In the copy, include every entry exactly but none of the images.

Input >>
--- START ---

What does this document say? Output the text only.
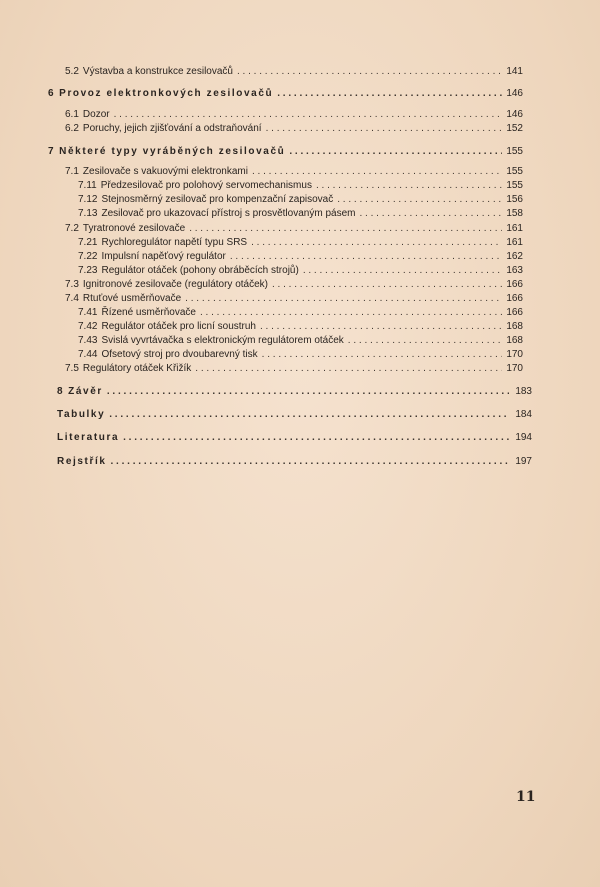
5.2 Výstavba a konstrukce zesilovačů . . .	141
6 Provoz elektronkových zesilovačů . . .	146
6.1 Dozor . . .	146
6.2 Poruchy, jejich zjišťování a odstraňování . . .	152
7 Některé typy vyráběných zesilovačů . . .	155
7.1 Zesilovače s vakuovými elektronkami . . .	155
7.11 Předzesilovač pro polohový servomechanismus . . .	155
7.12 Stejnosměrný zesilovač pro kompenzační zapisovač . . .	156
7.13 Zesilovač pro ukazovací přístroj s prosvětlovaným pásem . . .	158
7.2 Tyratronové zesilovače . . .	161
7.21 Rychloregulátor napětí typu SRS . . .	161
7.22 Impulsní napěťový regulátor . . .	162
7.23 Regulátor otáček (pohony obráběcích strojů) . . .	163
7.3 Ignitronové zesilovače (regulátory otáček) . . .	166
7.4 Rtuťové usměrňovače . . .	166
7.41 Řízené usměrňovače . . .	166
7.42 Regulátor otáček pro licní soustruh . . .	168
7.43 Svislá vyvrtávačka s elektronickým regulátorem otáček . . .	168
7.44 Ofsetový stroj pro dvoubarevný tisk . . .	170
7.5 Regulátory otáček Křižík . . .	170
8 Závěr . . .	183
Tabulky . . .	184
Literatura . . .	194
Rejstřík . . .	197
11
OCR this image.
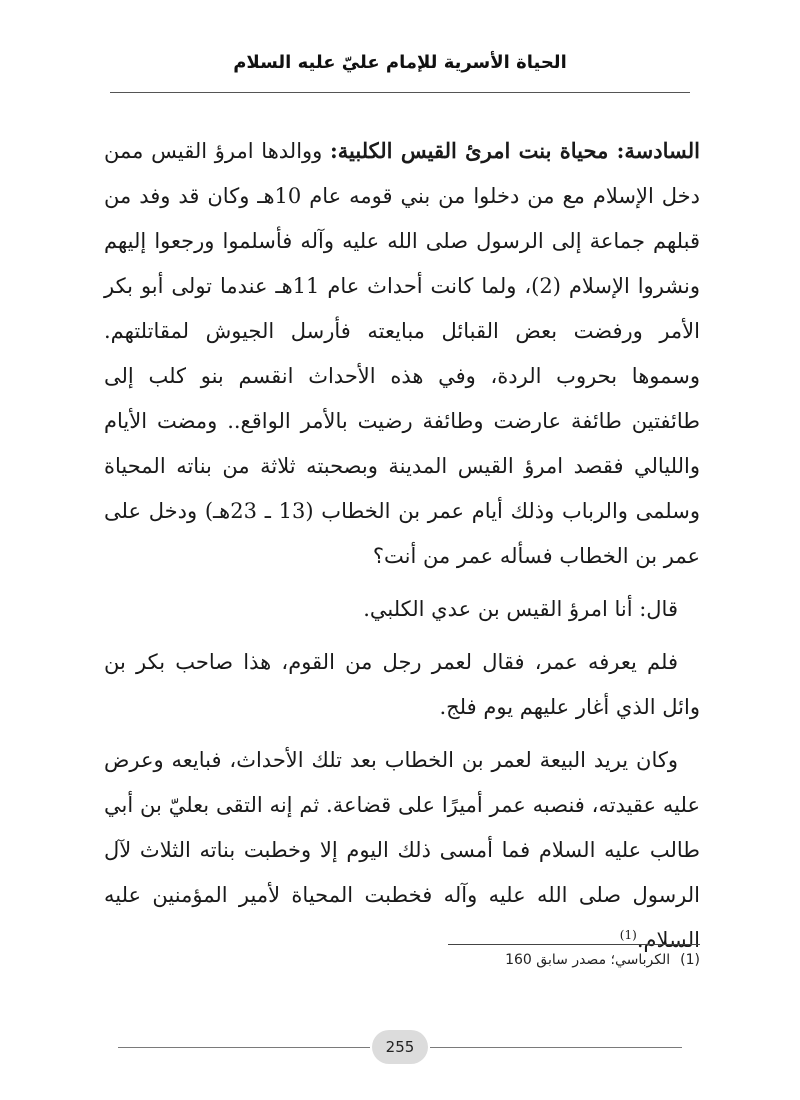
الحياة الأسرية للإمام عليّ عليه السلام

السادسة: محياة بنت امرئ القيس الكلبية: ووالدها امرؤ القيس ممن دخل الإسلام مع من دخلوا من بني قومه عام 10هـ وكان قد وفد من قبلهم جماعة إلى الرسول صلى الله عليه وآله فأسلموا ورجعوا إليهم ونشروا الإسلام (2)، ولما كانت أحداث عام 11هـ عندما تولى أبو بكر الأمر ورفضت بعض القبائل مبايعته فأرسل الجيوش لمقاتلتهم. وسموها بحروب الردة، وفي هذه الأحداث انقسم بنو كلب إلى طائفتين طائفة عارضت وطائفة رضيت بالأمر الواقع.. ومضت الأيام والليالي فقصد امرؤ القيس المدينة وبصحبته ثلاثة من بناته المحياة وسلمى والرباب وذلك أيام عمر بن الخطاب (13 ـ 23هـ) ودخل على عمر بن الخطاب فسأله عمر من أنت؟

قال: أنا امرؤ القيس بن عدي الكلبي.

فلم يعرفه عمر، فقال لعمر رجل من القوم، هذا صاحب بكر بن وائل الذي أغار عليهم يوم فلج.

وكان يريد البيعة لعمر بن الخطاب بعد تلك الأحداث، فبايعه وعرض عليه عقيدته، فنصبه عمر أميرًا على قضاعة. ثم إنه التقى بعليّ بن أبي طالب عليه السلام فما أمسى ذلك اليوم إلا وخطبت بناته الثلاث لآل الرسول صلى الله عليه وآله فخطبت المحياة لأمير المؤمنين عليه السلام.$^{(1)}$

(1)الكرباسي؛ مصدر سابق 160
255
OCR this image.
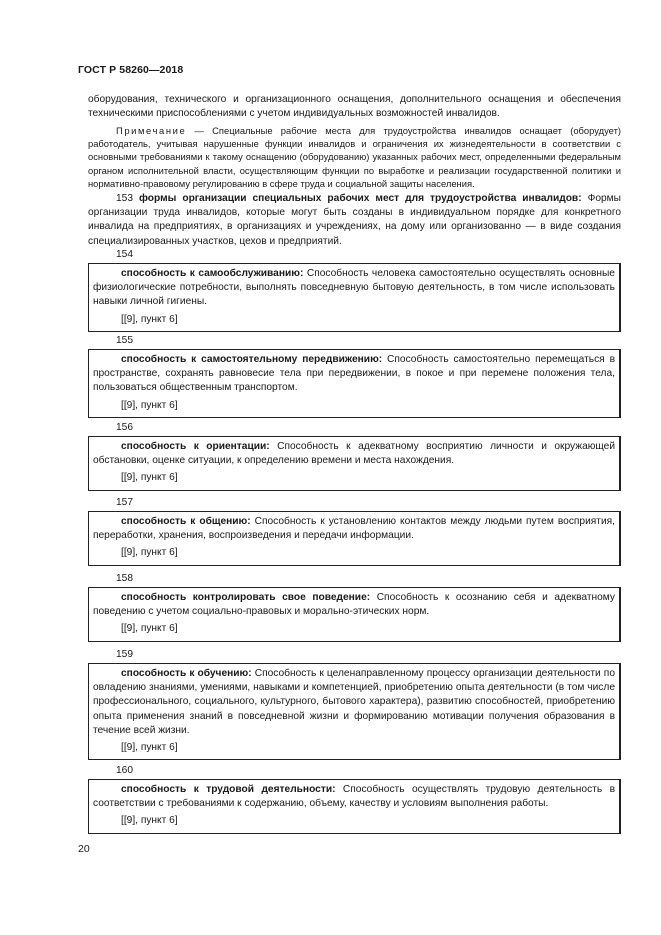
ГОСТ Р 58260—2018

оборудования, технического и организационного оснащения, дополнительного оснащения и обеспечения техническими приспособлениями с учетом индивидуальных возможностей инвалидов.

Примечание — Специальные рабочие места для трудоустройства инвалидов оснащает (оборудует) работодатель, учитывая нарушенные функции инвалидов и ограничения их жизнедеятельности в соответствии с основными требованиями к такому оснащению (оборудованию) указанных рабочих мест, определенными федеральным органом исполнительной власти, осуществляющим функции по выработке и реализации государственной политики и нормативно-правовому регулированию в сфере труда и социальной защиты населения.

153 формы организации специальных рабочих мест для трудоустройства инвалидов: Формы организации труда инвалидов, которые могут быть созданы в индивидуальном порядке для конкретного инвалида на предприятиях, в организациях и учреждениях, на дому или организованно — в виде создания специализированных участков, цехов и предприятий.

154

способность к самообслуживанию: Способность человека самостоятельно осуществлять основные физиологические потребности, выполнять повседневную бытовую деятельность, в том числе использовать навыки личной гигиены.

[[9], пункт 6]

155

способность к самостоятельному передвижению: Способность самостоятельно перемещаться в пространстве, сохранять равновесие тела при передвижении, в покое и при перемене положения тела, пользоваться общественным транспортом.

[[9], пункт 6]

156

способность к ориентации: Способность к адекватному восприятию личности и окружающей обстановки, оценке ситуации, к определению времени и места нахождения.

[[9], пункт 6]

157

способность к общению: Способность к установлению контактов между людьми путем восприятия, переработки, хранения, воспроизведения и передачи информации.

[[9], пункт 6]

158

способность контролировать свое поведение: Способность к осознанию себя и адекватному поведению с учетом социально-правовых и морально-этических норм.

[[9], пункт 6]

159

способность к обучению: Способность к целенаправленному процессу организации деятельности по овладению знаниями, умениями, навыками и компетенцией, приобретению опыта деятельности (в том числе профессионального, социального, культурного, бытового характера), развитию способностей, приобретению опыта применения знаний в повседневной жизни и формированию мотивации получения образования в течение всей жизни.

[[9], пункт 6]

160

способность к трудовой деятельности: Способность осуществлять трудовую деятельность в соответствии с требованиями к содержанию, объему, качеству и условиям выполнения работы.

[[9], пункт 6]

20
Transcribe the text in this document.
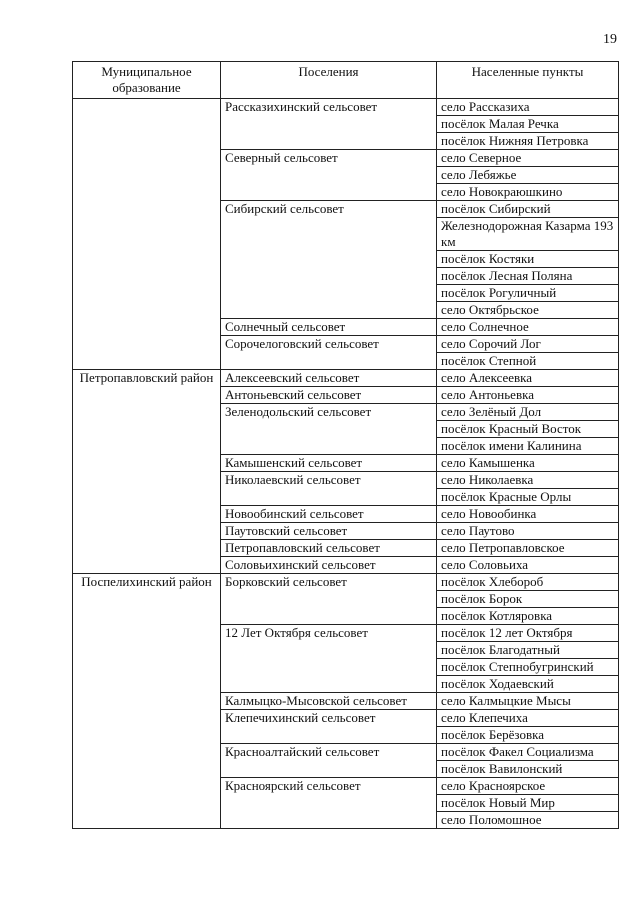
19
Муниципальное образование	Поселения	Населенные пункты
	Рассказихинский сельсовет	село Рассказиха
		посёлок Малая Речка
		посёлок Нижняя Петровка
	Северный сельсовет	село Северное
		село Лебяжье
		село Новокраюшкино
	Сибирский сельсовет	посёлок Сибирский
		Железнодорожная Казарма 193 км
		посёлок Костяки
		посёлок Лесная Поляна
		посёлок Рогуличный
		село Октябрьское
	Солнечный сельсовет	село Солнечное
	Сорочелоговский сельсовет	село Сорочий Лог
		посёлок Степной
Петропавловский район	Алексеевский сельсовет	село Алексеевка
	Антоньевский сельсовет	село Антоньевка
	Зеленодольский сельсовет	село Зелёный Дол
		посёлок Красный Восток
		посёлок имени Калинина
	Камышенский сельсовет	село Камышенка
	Николаевский сельсовет	село Николаевка
		посёлок Красные Орлы
	Новообинский сельсовет	село Новообинка
	Паутовский сельсовет	село Паутово
	Петропавловский сельсовет	село Петропавловское
	Соловьихинский сельсовет	село Соловьиха
Поспелихинский район	Борковский сельсовет	посёлок Хлебороб
		посёлок Борок
		посёлок Котляровка
	12 Лет Октября сельсовет	посёлок 12 лет Октября
		посёлок Благодатный
		посёлок Степнобугринский
		посёлок Ходаевский
	Калмыцко-Мысовской сельсовет	село Калмыцкие Мысы
	Клепечихинский сельсовет	село Клепечиха
		посёлок Берёзовка
	Красноалтайский сельсовет	посёлок Факел Социализма
		посёлок Вавилонский
	Красноярский сельсовет	село Красноярское
		посёлок Новый Мир
		село Поломошное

--- END ---

Solution to this exercise >>
What does this document say? Output the text only.
5.2 Výstavba a konstrukce zesilovačů . . .	141
6 Provoz elektronkových zesilovačů . . .	146
6.1 Dozor . . .	146
6.2 Poruchy, jejich zjišťování a odstraňování . . .	152
7 Některé typy vyráběných zesilovačů . . .	155
7.1 Zesilovače s vakuovými elektronkami . . .	155
7.11 Předzesilovač pro polohový servomechanismus . . .	155
7.12 Stejnosměrný zesilovač pro kompenzační zapisovač . . .	156
7.13 Zesilovač pro ukazovací přístroj s prosvětlovaným pásem . . .	158
7.2 Tyratronové zesilovače . . .	161
7.21 Rychloregulátor napětí typu SRS . . .	161
7.22 Impulsní napěťový regulátor . . .	162
7.23 Regulátor otáček (pohony obráběcích strojů) . . .	163
7.3 Ignitronové zesilovače (regulátory otáček) . . .	166
7.4 Rtuťové usměrňovače . . .	166
7.41 Řízené usměrňovače . . .	166
7.42 Regulátor otáček pro licní soustruh . . .	168
7.43 Svislá vyvrtávačka s elektronickým regulátorem otáček . . .	168
7.44 Ofsetový stroj pro dvoubarevný tisk . . .	170
7.5 Regulátory otáček Křižík . . .	170
8 Závěr . . .	183
Tabulky . . .	184
Literatura . . .	194
Rejstřík . . .	197
11
OCR this image.
الحياة الأسرية للإمام عليّ عليه السلام

السادسة: محياة بنت امرئ القيس الكلبية: ووالدها امرؤ القيس ممن دخل الإسلام مع من دخلوا من بني قومه عام 10هـ وكان قد وفد من قبلهم جماعة إلى الرسول صلى الله عليه وآله فأسلموا ورجعوا إليهم ونشروا الإسلام (2)، ولما كانت أحداث عام 11هـ عندما تولى أبو بكر الأمر ورفضت بعض القبائل مبايعته فأرسل الجيوش لمقاتلتهم. وسموها بحروب الردة، وفي هذه الأحداث انقسم بنو كلب إلى طائفتين طائفة عارضت وطائفة رضيت بالأمر الواقع.. ومضت الأيام والليالي فقصد امرؤ القيس المدينة وبصحبته ثلاثة من بناته المحياة وسلمى والرباب وذلك أيام عمر بن الخطاب (13 ـ 23هـ) ودخل على عمر بن الخطاب فسأله عمر من أنت؟

قال: أنا امرؤ القيس بن عدي الكلبي.

فلم يعرفه عمر، فقال لعمر رجل من القوم، هذا صاحب بكر بن وائل الذي أغار عليهم يوم فلج.

وكان يريد البيعة لعمر بن الخطاب بعد تلك الأحداث، فبايعه وعرض عليه عقيدته، فنصبه عمر أميرًا على قضاعة. ثم إنه التقى بعليّ بن أبي طالب عليه السلام فما أمسى ذلك اليوم إلا وخطبت بناته الثلاث لآل الرسول صلى الله عليه وآله فخطبت المحياة لأمير المؤمنين عليه السلام.$^{(1)}$

(1)الكرباسي؛ مصدر سابق 160
255
OCR this image.
ГОСТ Р 58260—2018

оборудования, технического и организационного оснащения, дополнительного оснащения и обеспечения техническими приспособлениями с учетом индивидуальных возможностей инвалидов.

Примечание — Специальные рабочие места для трудоустройства инвалидов оснащает (оборудует) работодатель, учитывая нарушенные функции инвалидов и ограничения их жизнедеятельности в соответствии с основными требованиями к такому оснащению (оборудованию) указанных рабочих мест, определенными федеральным органом исполнительной власти, осуществляющим функции по выработке и реализации государственной политики и нормативно-правовому регулированию в сфере труда и социальной защиты населения.

153 формы организации специальных рабочих мест для трудоустройства инвалидов: Формы организации труда инвалидов, которые могут быть созданы в индивидуальном порядке для конкретного инвалида на предприятиях, в организациях и учреждениях, на дому или организованно — в виде создания специализированных участков, цехов и предприятий.

154

способность к самообслуживанию: Способность человека самостоятельно осуществлять основные физиологические потребности, выполнять повседневную бытовую деятельность, в том числе использовать навыки личной гигиены.

[[9], пункт 6]

155

способность к самостоятельному передвижению: Способность самостоятельно перемещаться в пространстве, сохранять равновесие тела при передвижении, в покое и при перемене положения тела, пользоваться общественным транспортом.

[[9], пункт 6]

156

способность к ориентации: Способность к адекватному восприятию личности и окружающей обстановки, оценке ситуации, к определению времени и места нахождения.

[[9], пункт 6]

157

способность к общению: Способность к установлению контактов между людьми путем восприятия, переработки, хранения, воспроизведения и передачи информации.

[[9], пункт 6]

158

способность контролировать свое поведение: Способность к осознанию себя и адекватному поведению с учетом социально-правовых и морально-этических норм.

[[9], пункт 6]

159

способность к обучению: Способность к целенаправленному процессу организации деятельности по овладению знаниями, умениями, навыками и компетенцией, приобретению опыта деятельности (в том числе профессионального, социального, культурного, бытового характера), развитию способностей, приобретению опыта применения знаний в повседневной жизни и формированию мотивации получения образования в течение всей жизни.

[[9], пункт 6]

160

способность к трудовой деятельности: Способность осуществлять трудовую деятельность в соответствии с требованиями к содержанию, объему, качеству и условиям выполнения работы.

[[9], пункт 6]

20
Transcribe the text in this document.
19
Муниципальное образование	Поселения	Населенные пункты
	Рассказихинский сельсовет	село Рассказиха
		посёлок Малая Речка
		посёлок Нижняя Петровка
	Северный сельсовет	село Северное
		село Лебяжье
		село Новокраюшкино
	Сибирский сельсовет	посёлок Сибирский
		Железнодорожная Казарма 193 км
		посёлок Костяки
		посёлок Лесная Поляна
		посёлок Рогуличный
		село Октябрьское
	Солнечный сельсовет	село Солнечное
	Сорочелоговский сельсовет	село Сорочий Лог
		посёлок Степной
Петропавловский район	Алексеевский сельсовет	село Алексеевка
	Антоньевский сельсовет	село Антоньевка
	Зеленодольский сельсовет	село Зелёный Дол
		посёлок Красный Восток
		посёлок имени Калинина
	Камышенский сельсовет	село Камышенка
	Николаевский сельсовет	село Николаевка
		посёлок Красные Орлы
	Новообинский сельсовет	село Новообинка
	Паутовский сельсовет	село Паутово
	Петропавловский сельсовет	село Петропавловское
	Соловьихинский сельсовет	село Соловьиха
Поспелихинский район	Борковский сельсовет	посёлок Хлебороб
		посёлок Борок
		посёлок Котляровка
	12 Лет Октября сельсовет	посёлок 12 лет Октября
		посёлок Благодатный
		посёлок Степнобугринский
		посёлок Ходаевский
	Калмыцко-Мысовской сельсовет	село Калмыцкие Мысы
	Клепечихинский сельсовет	село Клепечиха
		посёлок Берёзовка
	Красноалтайский сельсовет	посёлок Факел Социализма
		посёлок Вавилонский
	Красноярский сельсовет	село Красноярское
		посёлок Новый Мир
		село Поломошное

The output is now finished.